Extracted text ▸

— START —

9.4 Evaluation Metrics

  • Silhouette Width

Consider observation \(i \in\) cluster \(Clus1\). Let \[\begin{align} d(i, Clus2) &= \mbox{average dissimilarity of } i \mbox{ to all objects in cluster } Clus2\\ a(i) &= \mbox{average dissimilarity of } i \mbox{ to all objects in } Clus1.\\ b(i) &= \min_{Clus2 \ne Clus1} d(i,Clus2) = \mbox{distance to the next closest neighbor cluster}\\ \mbox{ silhouette width} &= s(i) = \frac{b(i) - a(i)}{\max \{ a(i), b(i) \}}\\ & &\\ \mbox{average}_{i \in Clus1} s(i) &= \mbox{average silhouette width for cluster $Clus1$} \end{align}\] Note that if \(a(i) < b(i)\) then \(i\) is well classified with a maximum \(s(i) = 1\). If \(a(i) > b(i)\) then \(i\) is not well classified with a minimum \(s(i) = -1\).

The goal is to have a large silhouette width.

  • Diameter of cluster \(Clus1\) (within cluster measure) \[\begin{align} \mbox{diameter} = \max_{i,j \in Clus1} d(i,j) \end{align}\]

  • Separation of cluster \(Clus1\) (between cluster measure) \[\begin{align} \mbox{separation} = \min_{i \in Clus1, j \notin Clus1} d(i,j) \end{align}\]

  • \(L^*\): a cluster with diameter \(<\) separation; \(L\): a cluster with \(\max_{j \in Clus1} d(i,j) < \min_{k \notin Clus1} d(i,k)\).

PAM example

Building the clusters
A B C D E
A 0
B 0.2 0
C 0.6 0.5 0
D 1 0.9 0.4 0
E 0.9 0.8 5 0.3 0
  • Start by considering the random allocation (AC) and (BDE)

  • As a second step, calculate the within cluster sums of distances:

A: 0.6

C: 0.6

B: 0.9 + 0.8 = 1.7

D: 0.9 + 0.3 = 1.2

E: 0.8 + 0.3 = 1.1

For cluster 1, it doesn’t matter if we choose A or C (let’s choose C). For cluster 2, we should choose E (it is the most “central” as measured by its closer distance to both B and D).

  • Reallocate points:

Cluster1: C and all the points that are closer to C than E. A and B are both closer to C than to E. Cluster1 will be (A,B,C).

Cluster2: E and all the points that are closer to E than C. Only D is closer to E than C. Cluster2 will be (D,E)

  • Redefine cluster centers:

A: 0.2 + 0.6 = 0.8

B: 0.2 + 0.5 = 0.7

C: 0.6 + 0.5 = 1.1

D: 0.3

E: 0.3

Cluster1 now has a medoid of B. Cluster2 (we choose randomly) has a medoid of D.

  • Reallocate points:

Cluster1: B and A (A,B)

Cluster2: D and C, E (D, C, E)

  • The medoids are now A or B (randomly choose) and D. The iteration process has converged.

Evaluating the clusters

A B C D
A 0
B 0.2 0
C 0.6 0.5 0
D 1 0.9 0.4 0

(Note: this is the same matrix as before, but with only 4 observations.)

— END —

Data provided ▸

— START —

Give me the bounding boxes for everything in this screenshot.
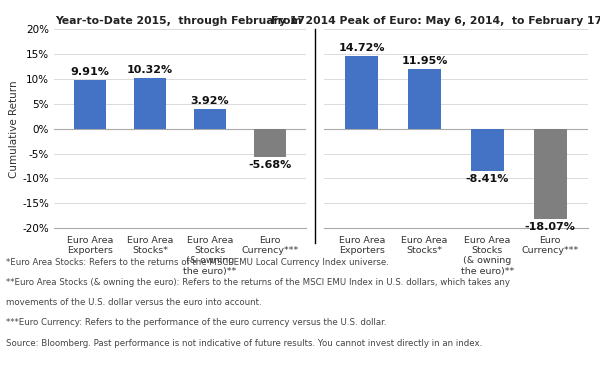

— END —
— START —

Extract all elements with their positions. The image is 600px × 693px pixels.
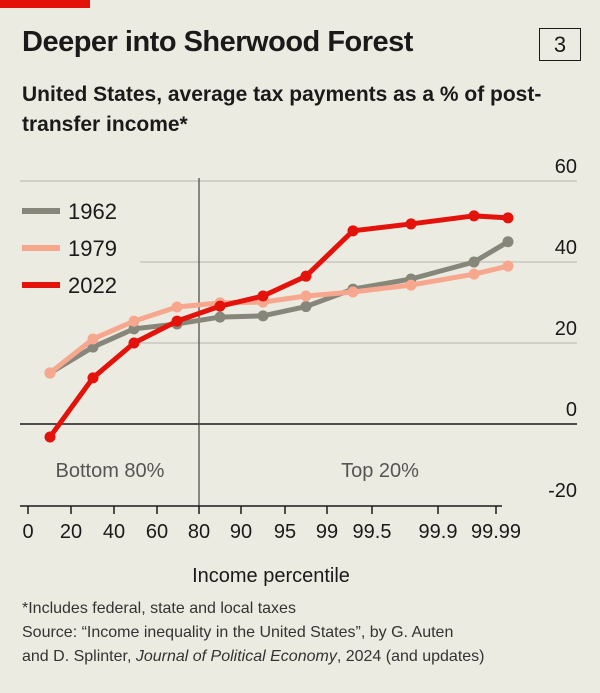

— END —

Set task 1 ▸ Reproduce word for word the part of the text on cluster evaluation metrics that opens with the words "For cluster 1, it" and closes with "both B and D).".
Set task 2 ▸ Carry on writing the text on cluster evaluation metrics, starting after its last sentence.

Right answer 1 ▸
For cluster 1, it doesn’t matter if we choose A or C (let’s choose C). For cluster 2, we should choose E (it is the most “central” as measured by its closer distance to both B and D).

Right answer 2 ▸
Consider the data with (AB)(CD) as the clusters, we can calculate the previous metrics:

  • Silhouette Width \[\begin{align} s(i=A) = \frac{b(A) - a(A)}{\max \{a(A), b(A)\}} = \frac{0.8 - 0.2}{0.8} = 0.75\\ s(i=B) = \frac{b(B) - a(B)}{\max \{a(B), b(B)\}} = \frac{0.7 - 0.2}{0.7} = 0.71\\ s(i=C) = \frac{b(C) - a(C)}{\max \{a(C), b(C)\}} = \frac{0.55 - 0.4}{0.55} = .27\\ s(i=D) = \frac{b(D) - a(D)}{\max \{a(D), b(D)\}} = \frac{0.95 - 0.4}{0.95} = .57\\ \mbox{Ave SW} = 0.575\\ \end{align}\]
  • Diameter \[\begin{align} \mbox{diameter}(AB) = 0.2\\ \mbox{diameter}(CD) = 0.4\\ \end{align}\]
  • Separation \[\begin{align} \mbox{separation}(AB) = \mbox{separation}(CD) = 0.5\\ \end{align}\]

Rand Index / Adjusted Rand Index

is based on a confusion matrix comparing either a known truth (labels) or comparing two different clusterings (e.g., comparing \(k\)-means and hierarchical clustering). Let the two different clusterings be called partition1 and partition2. * a is the number of pairs of observations put together in both partition1 and partition2 * b is the number of pairs of observations together in partition1 and apart in partition2 * c is the number of pairs of observations together in partition2 and apart in partition1 * d is the number of pairs of observations apart in both partitions

\[\mbox{Rand index} = \frac{a+d}{a+b+c+d}\]

The cool thing about the Rand index is that the partitions don’t have to even have the same number of clusters. They can be absolutely any two clusterings (one might be known labels, for example). Details on the Adjusted Rand index are given at http://faculty.washington.edu/kayee/pca/supp.pdf (basic idea is to center and scale the Rand index so that the values are more meaningful).

9.5 Latent Dirichlet Allocation

LDA views each document as a mixture of a small (predefined) number of topics that describe a set of documents. Each word (typically very common and extremely rare words are removed before modeling) represents a an occurrence generated by one of the document’s topics (where the document is modeled as a mixture of topics). Through LDA, the model learns both the composition of each topic and the topic mixture of each document.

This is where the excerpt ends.